----- EXERCISE MATERIALS
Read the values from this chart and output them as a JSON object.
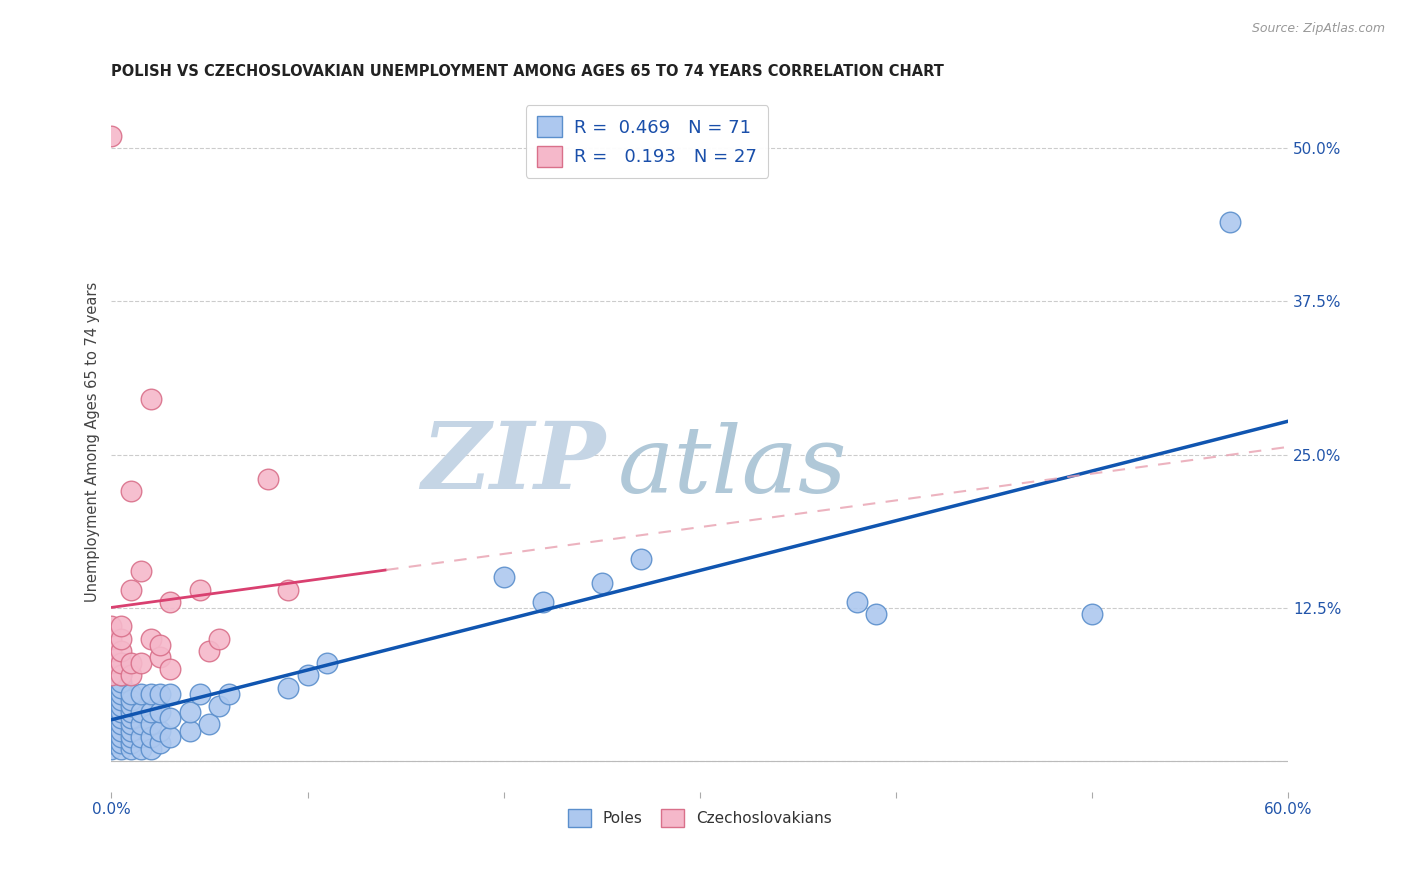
{
  "title": "POLISH VS CZECHOSLOVAKIAN UNEMPLOYMENT AMONG AGES 65 TO 74 YEARS CORRELATION CHART",
  "source": "Source: ZipAtlas.com",
  "ylabel": "Unemployment Among Ages 65 to 74 years",
  "xlim": [
    0.0,
    0.6
  ],
  "ylim": [
    -0.025,
    0.545
  ],
  "xticks": [
    0.0,
    0.1,
    0.2,
    0.3,
    0.4,
    0.5,
    0.6
  ],
  "xticklabels": [
    "0.0%",
    "",
    "",
    "",
    "",
    "",
    "60.0%"
  ],
  "right_yticks": [
    0.0,
    0.125,
    0.25,
    0.375,
    0.5
  ],
  "right_yticklabels": [
    "",
    "12.5%",
    "25.0%",
    "37.5%",
    "50.0%"
  ],
  "poles_color": "#adc8ef",
  "czech_color": "#f5b8ca",
  "poles_edge": "#5b8fcc",
  "czech_edge": "#d9708a",
  "trend_poles_color": "#1055b0",
  "trend_czech_color": "#d94070",
  "trend_czech_dash_color": "#e8a0b0",
  "watermark_zip": "ZIP",
  "watermark_atlas": "atlas",
  "watermark_color_zip": "#c5d5e5",
  "watermark_color_atlas": "#b0c8d8",
  "poles_x": [
    0.0,
    0.0,
    0.0,
    0.0,
    0.0,
    0.0,
    0.0,
    0.0,
    0.0,
    0.0,
    0.0,
    0.0,
    0.0,
    0.0,
    0.0,
    0.005,
    0.005,
    0.005,
    0.005,
    0.005,
    0.005,
    0.005,
    0.005,
    0.005,
    0.005,
    0.005,
    0.005,
    0.005,
    0.005,
    0.005,
    0.01,
    0.01,
    0.01,
    0.01,
    0.01,
    0.01,
    0.01,
    0.01,
    0.01,
    0.01,
    0.015,
    0.015,
    0.015,
    0.015,
    0.015,
    0.02,
    0.02,
    0.02,
    0.02,
    0.02,
    0.025,
    0.025,
    0.025,
    0.025,
    0.03,
    0.03,
    0.03,
    0.04,
    0.04,
    0.045,
    0.05,
    0.055,
    0.06,
    0.09,
    0.1,
    0.11,
    0.2,
    0.22,
    0.25,
    0.27,
    0.38,
    0.39,
    0.5,
    0.57
  ],
  "poles_y": [
    0.01,
    0.015,
    0.02,
    0.025,
    0.03,
    0.035,
    0.04,
    0.045,
    0.05,
    0.055,
    0.06,
    0.065,
    0.07,
    0.075,
    0.08,
    0.01,
    0.015,
    0.02,
    0.025,
    0.03,
    0.035,
    0.04,
    0.045,
    0.05,
    0.055,
    0.06,
    0.065,
    0.07,
    0.075,
    0.08,
    0.01,
    0.015,
    0.02,
    0.025,
    0.03,
    0.035,
    0.04,
    0.045,
    0.05,
    0.055,
    0.01,
    0.02,
    0.03,
    0.04,
    0.055,
    0.01,
    0.02,
    0.03,
    0.04,
    0.055,
    0.015,
    0.025,
    0.04,
    0.055,
    0.02,
    0.035,
    0.055,
    0.025,
    0.04,
    0.055,
    0.03,
    0.045,
    0.055,
    0.06,
    0.07,
    0.08,
    0.15,
    0.13,
    0.145,
    0.165,
    0.13,
    0.12,
    0.12,
    0.44
  ],
  "czech_x": [
    0.0,
    0.0,
    0.0,
    0.0,
    0.0,
    0.0,
    0.005,
    0.005,
    0.005,
    0.005,
    0.005,
    0.01,
    0.01,
    0.01,
    0.01,
    0.015,
    0.015,
    0.02,
    0.02,
    0.025,
    0.025,
    0.03,
    0.03,
    0.045,
    0.05,
    0.055,
    0.08,
    0.09
  ],
  "czech_y": [
    0.07,
    0.08,
    0.09,
    0.1,
    0.11,
    0.51,
    0.07,
    0.08,
    0.09,
    0.1,
    0.11,
    0.07,
    0.08,
    0.14,
    0.22,
    0.08,
    0.155,
    0.1,
    0.295,
    0.085,
    0.095,
    0.075,
    0.13,
    0.14,
    0.09,
    0.1,
    0.23,
    0.14
  ]
}
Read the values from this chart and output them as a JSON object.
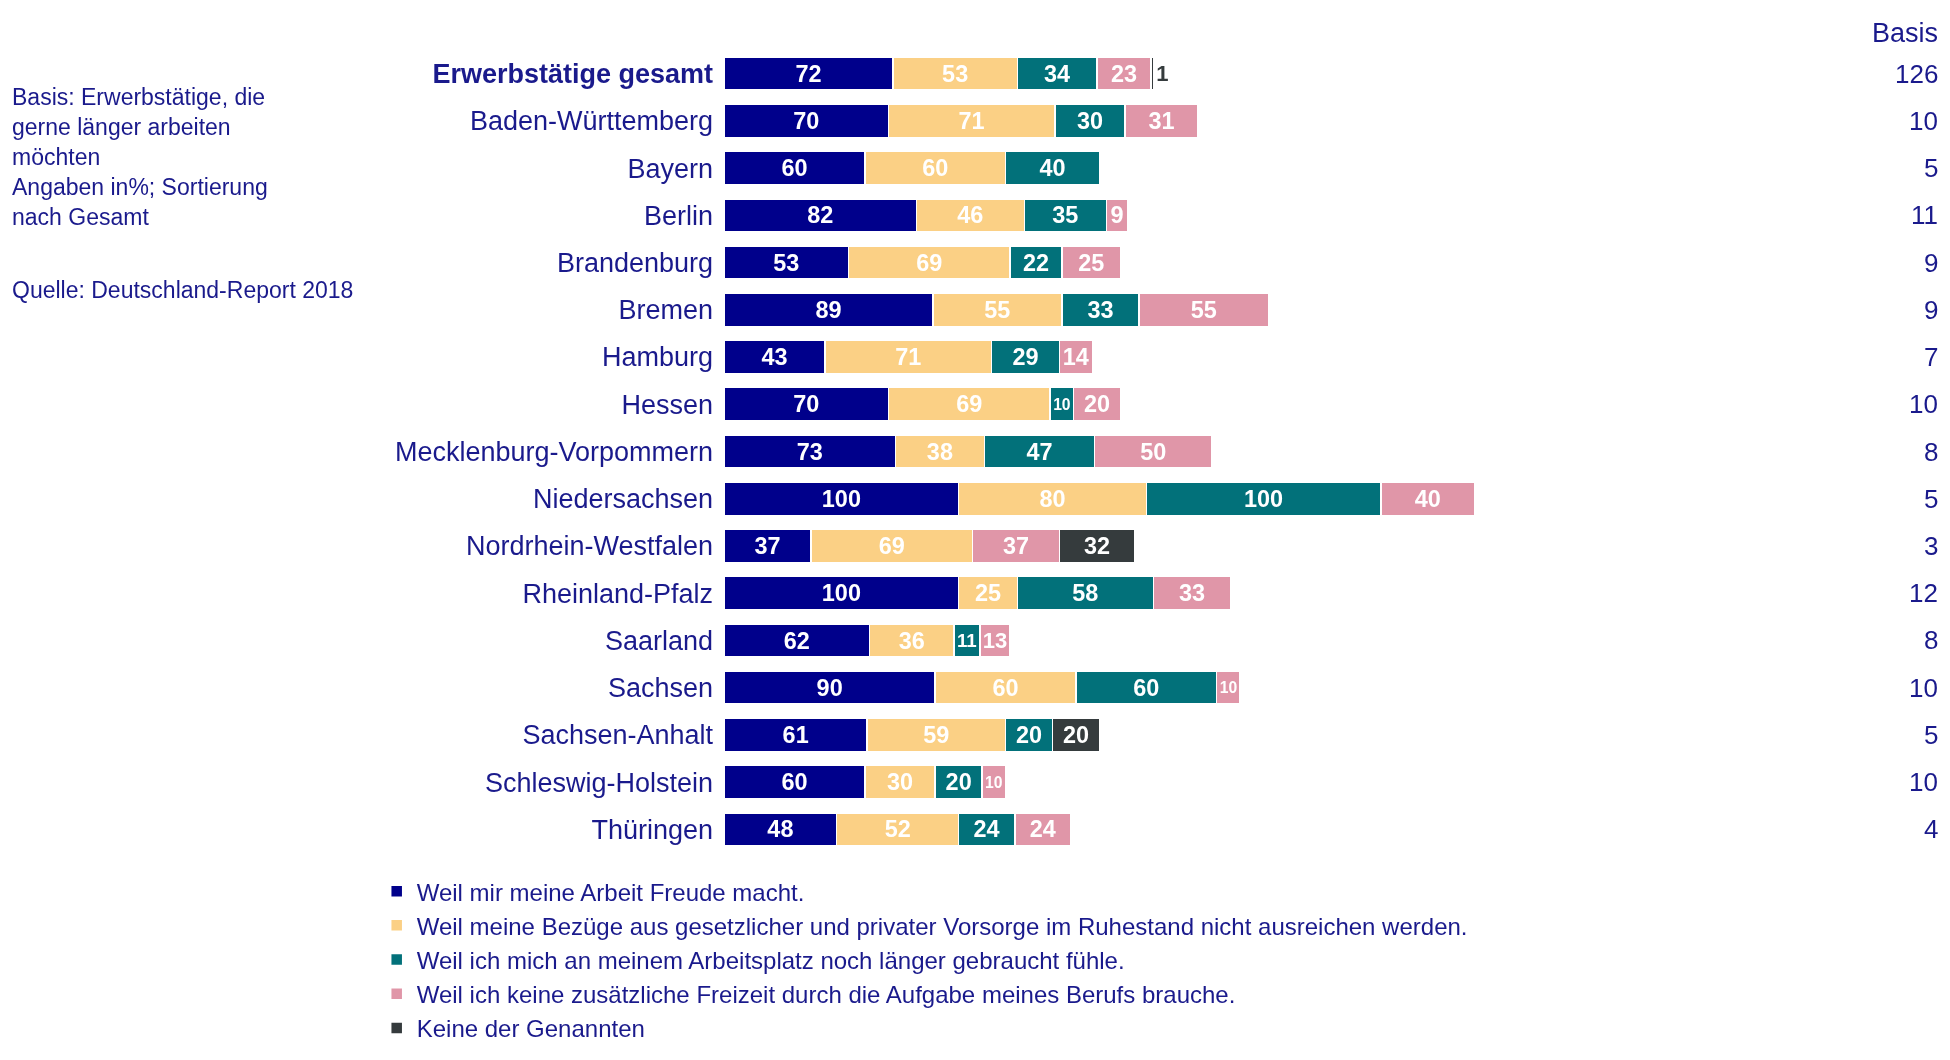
{
  "chart_data": {
    "type": "bar",
    "orientation": "horizontal",
    "stacked": true,
    "data_labels": true,
    "legend": "bottom",
    "categories": [
      "Erwerbstätige gesamt",
      "Baden-Württemberg",
      "Bayern",
      "Berlin",
      "Brandenburg",
      "Bremen",
      "Hamburg",
      "Hessen",
      "Mecklenburg-Vorpommern",
      "Niedersachsen",
      "Nordrhein-Westfalen",
      "Rheinland-Pfalz",
      "Saarland",
      "Sachsen",
      "Sachsen-Anhalt",
      "Schleswig-Holstein",
      "Thüringen"
    ],
    "series": [
      {
        "name": "Weil mir meine Arbeit Freude macht.",
        "color": "#00008b",
        "values": [
          72,
          70,
          60,
          82,
          53,
          89,
          43,
          70,
          73,
          100,
          37,
          100,
          62,
          90,
          61,
          60,
          48
        ]
      },
      {
        "name": "Weil meine Bezüge aus gesetzlicher und privater Vorsorge im Ruhestand nicht ausreichen werden.",
        "color": "#fbd085",
        "values": [
          53,
          71,
          60,
          46,
          69,
          55,
          71,
          69,
          38,
          80,
          69,
          25,
          36,
          60,
          59,
          30,
          52
        ]
      },
      {
        "name": "Weil ich mich an meinem Arbeitsplatz noch länger gebraucht fühle.",
        "color": "#02717a",
        "values": [
          34,
          30,
          40,
          35,
          22,
          33,
          29,
          10,
          47,
          100,
          null,
          58,
          11,
          60,
          20,
          20,
          24
        ]
      },
      {
        "name": "Weil ich keine zusätzliche Freizeit durch die Aufgabe meines Berufs brauche.",
        "color": "#e096a8",
        "values": [
          23,
          31,
          null,
          9,
          25,
          55,
          14,
          20,
          50,
          40,
          37,
          33,
          13,
          10,
          null,
          10,
          24
        ]
      },
      {
        "name": "Keine der Genannten",
        "color": "#353b3d",
        "values": [
          1,
          null,
          null,
          null,
          null,
          null,
          null,
          null,
          null,
          null,
          32,
          null,
          null,
          null,
          20,
          null,
          null
        ]
      }
    ],
    "annotations": [
      "Basis: Erwerbstätige, die\ngerne länger arbeiten\nmöchten\nAngaben in%; Sortierung\nnach Gesamt",
      "Quelle: Deutschland-Report 2018",
      "Basis",
      "126",
      "10",
      "5",
      "11",
      "9",
      "9",
      "7",
      "10",
      "8",
      "5",
      "3",
      "12",
      "8",
      "10",
      "5",
      "10",
      "4"
    ]
  }
}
----------
**WHAT THIS TASK INVOLVES:** Write out the full listing verbatim, excluding its pictures.

**RESULT FOR THIS EXERCISE:**
Read the values from this chart and output them as a JSON object.
{
  "title": "POLISH VS CZECHOSLOVAKIAN UNEMPLOYMENT AMONG AGES 65 TO 74 YEARS CORRELATION CHART",
  "source": "Source: ZipAtlas.com",
  "ylabel": "Unemployment Among Ages 65 to 74 years",
  "xlim": [
    0.0,
    0.6
  ],
  "ylim": [
    -0.025,
    0.545
  ],
  "xticks": [
    0.0,
    0.1,
    0.2,
    0.3,
    0.4,
    0.5,
    0.6
  ],
  "xticklabels": [
    "0.0%",
    "",
    "",
    "",
    "",
    "",
    "60.0%"
  ],
  "right_yticks": [
    0.0,
    0.125,
    0.25,
    0.375,
    0.5
  ],
  "right_yticklabels": [
    "",
    "12.5%",
    "25.0%",
    "37.5%",
    "50.0%"
  ],
  "poles_color": "#adc8ef",
  "czech_color": "#f5b8ca",
  "poles_edge": "#5b8fcc",
  "czech_edge": "#d9708a",
  "trend_poles_color": "#1055b0",
  "trend_czech_color": "#d94070",
  "trend_czech_dash_color": "#e8a0b0",
  "watermark_zip": "ZIP",
  "watermark_atlas": "atlas",
  "watermark_color_zip": "#c5d5e5",
  "watermark_color_atlas": "#b0c8d8",
  "poles_x": [
    0.0,
    0.0,
    0.0,
    0.0,
    0.0,
    0.0,
    0.0,
    0.0,
    0.0,
    0.0,
    0.0,
    0.0,
    0.0,
    0.0,
    0.0,
    0.005,
    0.005,
    0.005,
    0.005,
    0.005,
    0.005,
    0.005,
    0.005,
    0.005,
    0.005,
    0.005,
    0.005,
    0.005,
    0.005,
    0.005,
    0.01,
    0.01,
    0.01,
    0.01,
    0.01,
    0.01,
    0.01,
    0.01,
    0.01,
    0.01,
    0.015,
    0.015,
    0.015,
    0.015,
    0.015,
    0.02,
    0.02,
    0.02,
    0.02,
    0.02,
    0.025,
    0.025,
    0.025,
    0.025,
    0.03,
    0.03,
    0.03,
    0.04,
    0.04,
    0.045,
    0.05,
    0.055,
    0.06,
    0.09,
    0.1,
    0.11,
    0.2,
    0.22,
    0.25,
    0.27,
    0.38,
    0.39,
    0.5,
    0.57
  ],
  "poles_y": [
    0.01,
    0.015,
    0.02,
    0.025,
    0.03,
    0.035,
    0.04,
    0.045,
    0.05,
    0.055,
    0.06,
    0.065,
    0.07,
    0.075,
    0.08,
    0.01,
    0.015,
    0.02,
    0.025,
    0.03,
    0.035,
    0.04,
    0.045,
    0.05,
    0.055,
    0.06,
    0.065,
    0.07,
    0.075,
    0.08,
    0.01,
    0.015,
    0.02,
    0.025,
    0.03,
    0.035,
    0.04,
    0.045,
    0.05,
    0.055,
    0.01,
    0.02,
    0.03,
    0.04,
    0.055,
    0.01,
    0.02,
    0.03,
    0.04,
    0.055,
    0.015,
    0.025,
    0.04,
    0.055,
    0.02,
    0.035,
    0.055,
    0.025,
    0.04,
    0.055,
    0.03,
    0.045,
    0.055,
    0.06,
    0.07,
    0.08,
    0.15,
    0.13,
    0.145,
    0.165,
    0.13,
    0.12,
    0.12,
    0.44
  ],
  "czech_x": [
    0.0,
    0.0,
    0.0,
    0.0,
    0.0,
    0.0,
    0.005,
    0.005,
    0.005,
    0.005,
    0.005,
    0.01,
    0.01,
    0.01,
    0.01,
    0.015,
    0.015,
    0.02,
    0.02,
    0.025,
    0.025,
    0.03,
    0.03,
    0.045,
    0.05,
    0.055,
    0.08,
    0.09
  ],
  "czech_y": [
    0.07,
    0.08,
    0.09,
    0.1,
    0.11,
    0.51,
    0.07,
    0.08,
    0.09,
    0.1,
    0.11,
    0.07,
    0.08,
    0.14,
    0.22,
    0.08,
    0.155,
    0.1,
    0.295,
    0.085,
    0.095,
    0.075,
    0.13,
    0.14,
    0.09,
    0.1,
    0.23,
    0.14
  ]
}
Read the values from this chart and output them as a JSON object.
{
  "chart_data": {
    "type": "bar",
    "orientation": "horizontal",
    "stacked": true,
    "data_labels": true,
    "legend": "bottom",
    "categories": [
      "Erwerbstätige gesamt",
      "Baden-Württemberg",
      "Bayern",
      "Berlin",
      "Brandenburg",
      "Bremen",
      "Hamburg",
      "Hessen",
      "Mecklenburg-Vorpommern",
      "Niedersachsen",
      "Nordrhein-Westfalen",
      "Rheinland-Pfalz",
      "Saarland",
      "Sachsen",
      "Sachsen-Anhalt",
      "Schleswig-Holstein",
      "Thüringen"
    ],
    "series": [
      {
        "name": "Weil mir meine Arbeit Freude macht.",
        "color": "#00008b",
        "values": [
          72,
          70,
          60,
          82,
          53,
          89,
          43,
          70,
          73,
          100,
          37,
          100,
          62,
          90,
          61,
          60,
          48
        ]
      },
      {
        "name": "Weil meine Bezüge aus gesetzlicher und privater Vorsorge im Ruhestand nicht ausreichen werden.",
        "color": "#fbd085",
        "values": [
          53,
          71,
          60,
          46,
          69,
          55,
          71,
          69,
          38,
          80,
          69,
          25,
          36,
          60,
          59,
          30,
          52
        ]
      },
      {
        "name": "Weil ich mich an meinem Arbeitsplatz noch länger gebraucht fühle.",
        "color": "#02717a",
        "values": [
          34,
          30,
          40,
          35,
          22,
          33,
          29,
          10,
          47,
          100,
          null,
          58,
          11,
          60,
          20,
          20,
          24
        ]
      },
      {
        "name": "Weil ich keine zusätzliche Freizeit durch die Aufgabe meines Berufs brauche.",
        "color": "#e096a8",
        "values": [
          23,
          31,
          null,
          9,
          25,
          55,
          14,
          20,
          50,
          40,
          37,
          33,
          13,
          10,
          null,
          10,
          24
        ]
      },
      {
        "name": "Keine der Genannten",
        "color": "#353b3d",
        "values": [
          1,
          null,
          null,
          null,
          null,
          null,
          null,
          null,
          null,
          null,
          32,
          null,
          null,
          null,
          20,
          null,
          null
        ]
      }
    ],
    "annotations": [
      "Basis: Erwerbstätige, die\ngerne länger arbeiten\nmöchten\nAngaben in%; Sortierung\nnach Gesamt",
      "Quelle: Deutschland-Report 2018",
      "Basis",
      "126",
      "10",
      "5",
      "11",
      "9",
      "9",
      "7",
      "10",
      "8",
      "5",
      "3",
      "12",
      "8",
      "10",
      "5",
      "10",
      "4"
    ]
  }
}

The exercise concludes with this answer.